### [TASK INSTRUCTIONS]
Will you write out the data exactly, excluding every picture?

>> START GIVEN DATA

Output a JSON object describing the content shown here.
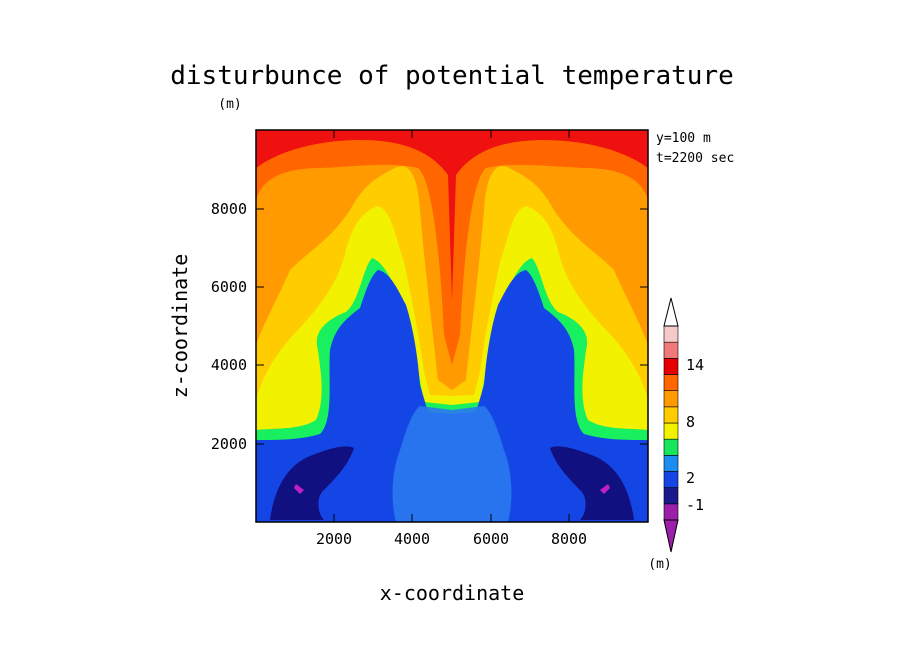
{
  "chart_data": {
    "type": "heatmap",
    "title": "disturbunce of potential temperature",
    "units_label": "(m)",
    "xlabel": "x-coordinate",
    "ylabel": "z-coordinate",
    "annotation_lines": [
      "y=100 m",
      "t=2200 sec"
    ],
    "xlim": [
      0,
      10000
    ],
    "ylim": [
      0,
      10000
    ],
    "x_ticks": [
      2000,
      4000,
      6000,
      8000
    ],
    "y_ticks": [
      2000,
      4000,
      6000,
      8000
    ],
    "x_tick_labels": [
      "2000",
      "4000",
      "6000",
      "8000"
    ],
    "y_tick_labels": [
      "2000",
      "4000",
      "6000",
      "8000"
    ],
    "colorbar": {
      "units_label": "(m)",
      "tick_labels": [
        "14",
        "8",
        "2",
        "-1"
      ],
      "levels_colors": [
        "#9b1fa8",
        "#1a1a8c",
        "#1446e6",
        "#1c8cf0",
        "#18e65a",
        "#f2f200",
        "#ffcc00",
        "#ff9a00",
        "#ff6600",
        "#e80000",
        "#f07a7a",
        "#f7c8c8"
      ]
    },
    "colors": {
      "purple": "#c020c0",
      "navy": "#101080",
      "blue": "#1446e6",
      "lightblue": "#2a78ee",
      "green": "#18f060",
      "yellow": "#f2f200",
      "gold": "#ffcc00",
      "orange": "#ff9a00",
      "darkorange": "#ff6600",
      "red": "#ef1010"
    }
  }
}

>> END GIVEN DATA

### [RESPONSE TO THE TASK]
Output a JSON object describing the content shown here.
{
  "chart_data": {
    "type": "heatmap",
    "title": "disturbunce of potential temperature",
    "units_label": "(m)",
    "xlabel": "x-coordinate",
    "ylabel": "z-coordinate",
    "annotation_lines": [
      "y=100 m",
      "t=2200 sec"
    ],
    "xlim": [
      0,
      10000
    ],
    "ylim": [
      0,
      10000
    ],
    "x_ticks": [
      2000,
      4000,
      6000,
      8000
    ],
    "y_ticks": [
      2000,
      4000,
      6000,
      8000
    ],
    "x_tick_labels": [
      "2000",
      "4000",
      "6000",
      "8000"
    ],
    "y_tick_labels": [
      "2000",
      "4000",
      "6000",
      "8000"
    ],
    "colorbar": {
      "units_label": "(m)",
      "tick_labels": [
        "14",
        "8",
        "2",
        "-1"
      ],
      "levels_colors": [
        "#9b1fa8",
        "#1a1a8c",
        "#1446e6",
        "#1c8cf0",
        "#18e65a",
        "#f2f200",
        "#ffcc00",
        "#ff9a00",
        "#ff6600",
        "#e80000",
        "#f07a7a",
        "#f7c8c8"
      ]
    },
    "colors": {
      "purple": "#c020c0",
      "navy": "#101080",
      "blue": "#1446e6",
      "lightblue": "#2a78ee",
      "green": "#18f060",
      "yellow": "#f2f200",
      "gold": "#ffcc00",
      "orange": "#ff9a00",
      "darkorange": "#ff6600",
      "red": "#ef1010"
    }
  }
}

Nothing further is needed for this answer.